** Start of Records provided **

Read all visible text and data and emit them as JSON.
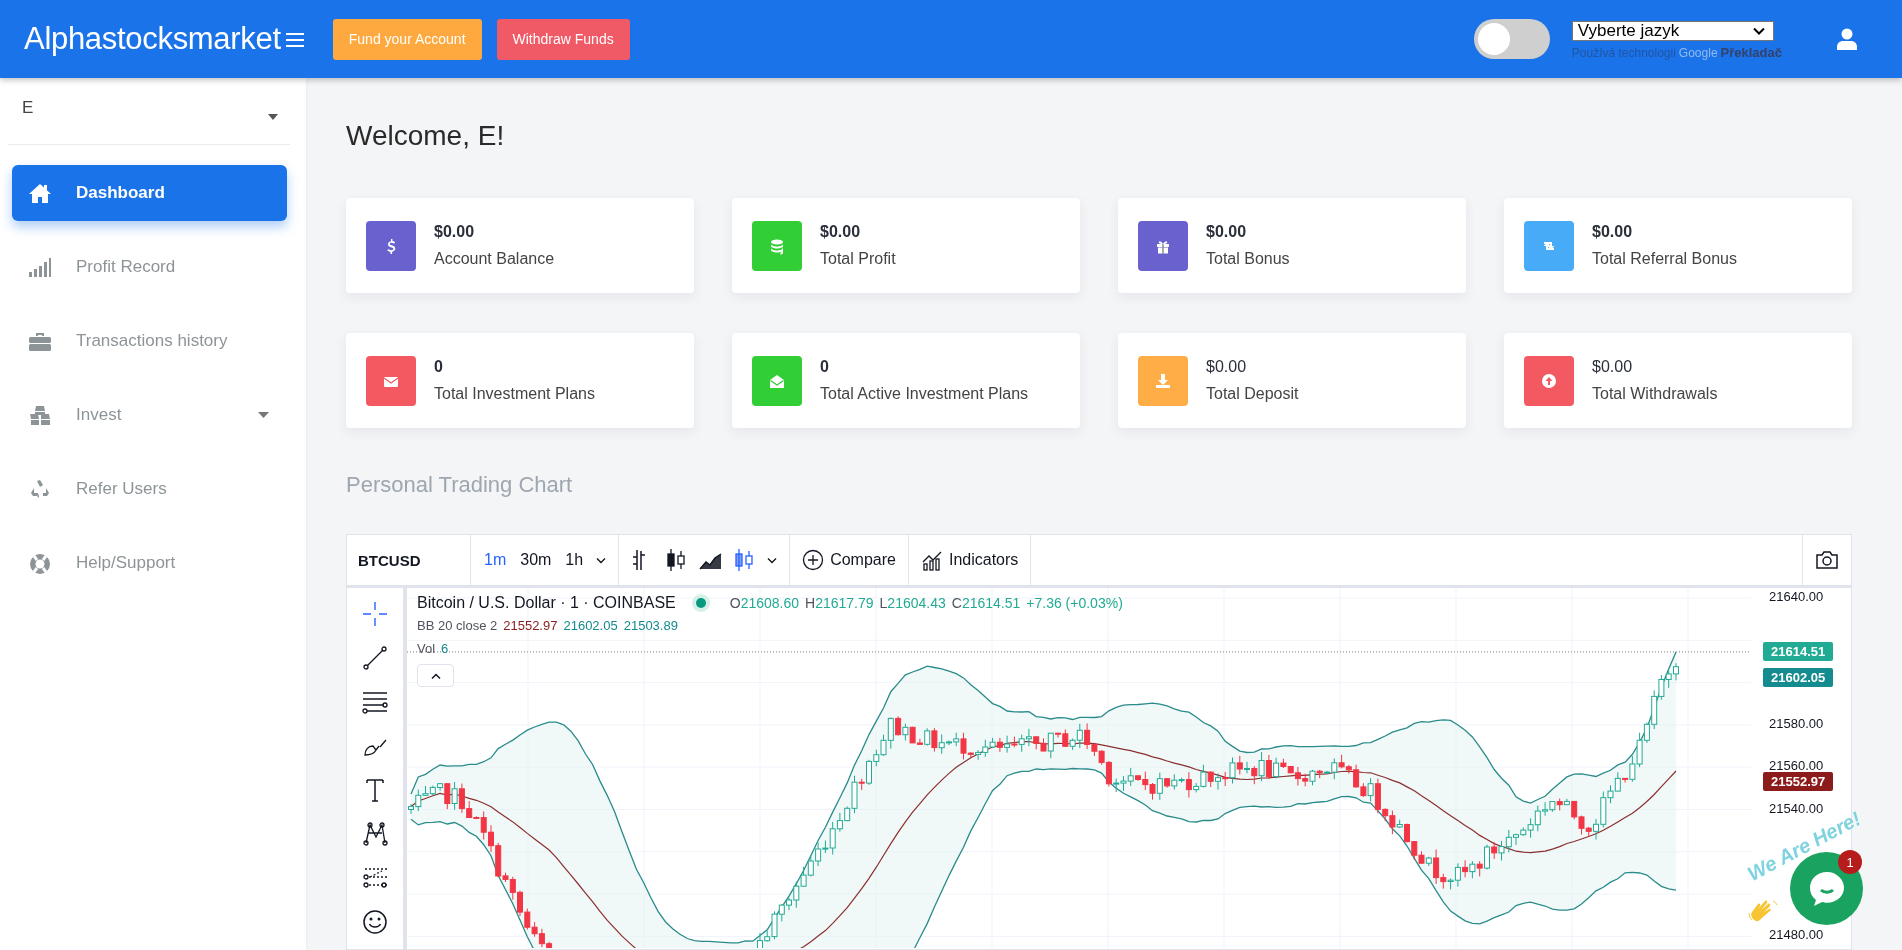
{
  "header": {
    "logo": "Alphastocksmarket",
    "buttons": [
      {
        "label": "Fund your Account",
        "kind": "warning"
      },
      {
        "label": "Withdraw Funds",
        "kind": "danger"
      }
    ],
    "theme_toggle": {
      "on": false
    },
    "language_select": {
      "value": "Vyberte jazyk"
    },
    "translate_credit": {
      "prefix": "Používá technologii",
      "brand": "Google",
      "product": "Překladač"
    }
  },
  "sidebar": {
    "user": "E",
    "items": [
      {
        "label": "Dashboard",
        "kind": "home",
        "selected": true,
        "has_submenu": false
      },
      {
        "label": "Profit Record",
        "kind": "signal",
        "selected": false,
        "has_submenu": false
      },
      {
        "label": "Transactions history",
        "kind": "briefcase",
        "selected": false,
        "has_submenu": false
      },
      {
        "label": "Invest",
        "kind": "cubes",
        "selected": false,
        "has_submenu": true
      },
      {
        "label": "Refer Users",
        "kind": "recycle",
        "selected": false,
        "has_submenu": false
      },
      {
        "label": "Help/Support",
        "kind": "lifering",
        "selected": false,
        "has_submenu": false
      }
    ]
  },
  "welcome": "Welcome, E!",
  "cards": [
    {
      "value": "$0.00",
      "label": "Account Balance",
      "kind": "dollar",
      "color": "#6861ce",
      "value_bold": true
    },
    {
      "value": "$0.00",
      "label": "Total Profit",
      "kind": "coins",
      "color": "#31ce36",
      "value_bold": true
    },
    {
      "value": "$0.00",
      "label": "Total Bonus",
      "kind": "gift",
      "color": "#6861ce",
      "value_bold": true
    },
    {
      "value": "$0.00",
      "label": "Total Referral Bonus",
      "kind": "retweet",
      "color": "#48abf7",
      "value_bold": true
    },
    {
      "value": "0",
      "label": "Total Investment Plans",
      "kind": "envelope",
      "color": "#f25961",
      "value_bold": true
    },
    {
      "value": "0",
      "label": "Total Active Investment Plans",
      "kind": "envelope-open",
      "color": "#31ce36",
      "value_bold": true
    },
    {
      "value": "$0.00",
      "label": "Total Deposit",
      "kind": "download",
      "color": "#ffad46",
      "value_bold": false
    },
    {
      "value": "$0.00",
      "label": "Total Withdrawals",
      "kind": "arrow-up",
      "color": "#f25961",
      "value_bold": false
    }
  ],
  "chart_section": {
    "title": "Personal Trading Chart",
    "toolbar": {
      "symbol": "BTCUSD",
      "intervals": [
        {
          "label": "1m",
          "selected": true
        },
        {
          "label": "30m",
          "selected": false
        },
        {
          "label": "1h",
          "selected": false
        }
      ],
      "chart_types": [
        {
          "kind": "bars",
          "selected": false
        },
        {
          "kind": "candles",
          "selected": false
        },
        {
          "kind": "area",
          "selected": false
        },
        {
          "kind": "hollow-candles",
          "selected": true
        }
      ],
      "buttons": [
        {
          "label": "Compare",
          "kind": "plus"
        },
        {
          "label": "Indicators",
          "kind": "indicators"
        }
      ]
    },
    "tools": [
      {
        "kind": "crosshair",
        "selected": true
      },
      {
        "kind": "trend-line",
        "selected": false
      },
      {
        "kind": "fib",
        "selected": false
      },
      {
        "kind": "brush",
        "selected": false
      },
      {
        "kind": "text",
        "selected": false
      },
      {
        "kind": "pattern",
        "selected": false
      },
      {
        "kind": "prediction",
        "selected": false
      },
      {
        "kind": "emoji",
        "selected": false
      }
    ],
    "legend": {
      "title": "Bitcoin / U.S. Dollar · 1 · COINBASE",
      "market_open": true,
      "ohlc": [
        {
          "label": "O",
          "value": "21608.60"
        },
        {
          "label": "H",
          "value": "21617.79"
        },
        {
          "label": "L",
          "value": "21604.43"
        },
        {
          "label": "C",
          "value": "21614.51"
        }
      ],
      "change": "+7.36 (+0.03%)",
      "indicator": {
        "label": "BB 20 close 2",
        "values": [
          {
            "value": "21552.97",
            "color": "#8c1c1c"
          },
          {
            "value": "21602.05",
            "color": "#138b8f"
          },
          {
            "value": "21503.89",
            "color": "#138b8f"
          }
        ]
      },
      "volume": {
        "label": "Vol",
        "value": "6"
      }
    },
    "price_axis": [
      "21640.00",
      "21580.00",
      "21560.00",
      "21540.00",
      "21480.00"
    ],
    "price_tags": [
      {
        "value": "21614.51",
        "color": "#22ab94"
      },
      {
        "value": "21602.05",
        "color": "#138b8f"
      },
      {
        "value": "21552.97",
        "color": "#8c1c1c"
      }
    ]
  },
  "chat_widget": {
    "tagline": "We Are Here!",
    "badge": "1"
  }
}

** End of Records provided **

• [Set exercise]: Are you able to set down all the lines above exactly, without any pictures?

• [Output of the exercise]:
Read all visible text and data and emit them as JSON.
{
  "header": {
    "logo": "Alphastocksmarket",
    "buttons": [
      {
        "label": "Fund your Account",
        "kind": "warning"
      },
      {
        "label": "Withdraw Funds",
        "kind": "danger"
      }
    ],
    "theme_toggle": {
      "on": false
    },
    "language_select": {
      "value": "Vyberte jazyk"
    },
    "translate_credit": {
      "prefix": "Používá technologii",
      "brand": "Google",
      "product": "Překladač"
    }
  },
  "sidebar": {
    "user": "E",
    "items": [
      {
        "label": "Dashboard",
        "kind": "home",
        "selected": true,
        "has_submenu": false
      },
      {
        "label": "Profit Record",
        "kind": "signal",
        "selected": false,
        "has_submenu": false
      },
      {
        "label": "Transactions history",
        "kind": "briefcase",
        "selected": false,
        "has_submenu": false
      },
      {
        "label": "Invest",
        "kind": "cubes",
        "selected": false,
        "has_submenu": true
      },
      {
        "label": "Refer Users",
        "kind": "recycle",
        "selected": false,
        "has_submenu": false
      },
      {
        "label": "Help/Support",
        "kind": "lifering",
        "selected": false,
        "has_submenu": false
      }
    ]
  },
  "welcome": "Welcome, E!",
  "cards": [
    {
      "value": "$0.00",
      "label": "Account Balance",
      "kind": "dollar",
      "color": "#6861ce",
      "value_bold": true
    },
    {
      "value": "$0.00",
      "label": "Total Profit",
      "kind": "coins",
      "color": "#31ce36",
      "value_bold": true
    },
    {
      "value": "$0.00",
      "label": "Total Bonus",
      "kind": "gift",
      "color": "#6861ce",
      "value_bold": true
    },
    {
      "value": "$0.00",
      "label": "Total Referral Bonus",
      "kind": "retweet",
      "color": "#48abf7",
      "value_bold": true
    },
    {
      "value": "0",
      "label": "Total Investment Plans",
      "kind": "envelope",
      "color": "#f25961",
      "value_bold": true
    },
    {
      "value": "0",
      "label": "Total Active Investment Plans",
      "kind": "envelope-open",
      "color": "#31ce36",
      "value_bold": true
    },
    {
      "value": "$0.00",
      "label": "Total Deposit",
      "kind": "download",
      "color": "#ffad46",
      "value_bold": false
    },
    {
      "value": "$0.00",
      "label": "Total Withdrawals",
      "kind": "arrow-up",
      "color": "#f25961",
      "value_bold": false
    }
  ],
  "chart_section": {
    "title": "Personal Trading Chart",
    "toolbar": {
      "symbol": "BTCUSD",
      "intervals": [
        {
          "label": "1m",
          "selected": true
        },
        {
          "label": "30m",
          "selected": false
        },
        {
          "label": "1h",
          "selected": false
        }
      ],
      "chart_types": [
        {
          "kind": "bars",
          "selected": false
        },
        {
          "kind": "candles",
          "selected": false
        },
        {
          "kind": "area",
          "selected": false
        },
        {
          "kind": "hollow-candles",
          "selected": true
        }
      ],
      "buttons": [
        {
          "label": "Compare",
          "kind": "plus"
        },
        {
          "label": "Indicators",
          "kind": "indicators"
        }
      ]
    },
    "tools": [
      {
        "kind": "crosshair",
        "selected": true
      },
      {
        "kind": "trend-line",
        "selected": false
      },
      {
        "kind": "fib",
        "selected": false
      },
      {
        "kind": "brush",
        "selected": false
      },
      {
        "kind": "text",
        "selected": false
      },
      {
        "kind": "pattern",
        "selected": false
      },
      {
        "kind": "prediction",
        "selected": false
      },
      {
        "kind": "emoji",
        "selected": false
      }
    ],
    "legend": {
      "title": "Bitcoin / U.S. Dollar · 1 · COINBASE",
      "market_open": true,
      "ohlc": [
        {
          "label": "O",
          "value": "21608.60"
        },
        {
          "label": "H",
          "value": "21617.79"
        },
        {
          "label": "L",
          "value": "21604.43"
        },
        {
          "label": "C",
          "value": "21614.51"
        }
      ],
      "change": "+7.36 (+0.03%)",
      "indicator": {
        "label": "BB 20 close 2",
        "values": [
          {
            "value": "21552.97",
            "color": "#8c1c1c"
          },
          {
            "value": "21602.05",
            "color": "#138b8f"
          },
          {
            "value": "21503.89",
            "color": "#138b8f"
          }
        ]
      },
      "volume": {
        "label": "Vol",
        "value": "6"
      }
    },
    "price_axis": [
      "21640.00",
      "21580.00",
      "21560.00",
      "21540.00",
      "21480.00"
    ],
    "price_tags": [
      {
        "value": "21614.51",
        "color": "#22ab94"
      },
      {
        "value": "21602.05",
        "color": "#138b8f"
      },
      {
        "value": "21552.97",
        "color": "#8c1c1c"
      }
    ]
  },
  "chat_widget": {
    "tagline": "We Are Here!",
    "badge": "1"
  }
}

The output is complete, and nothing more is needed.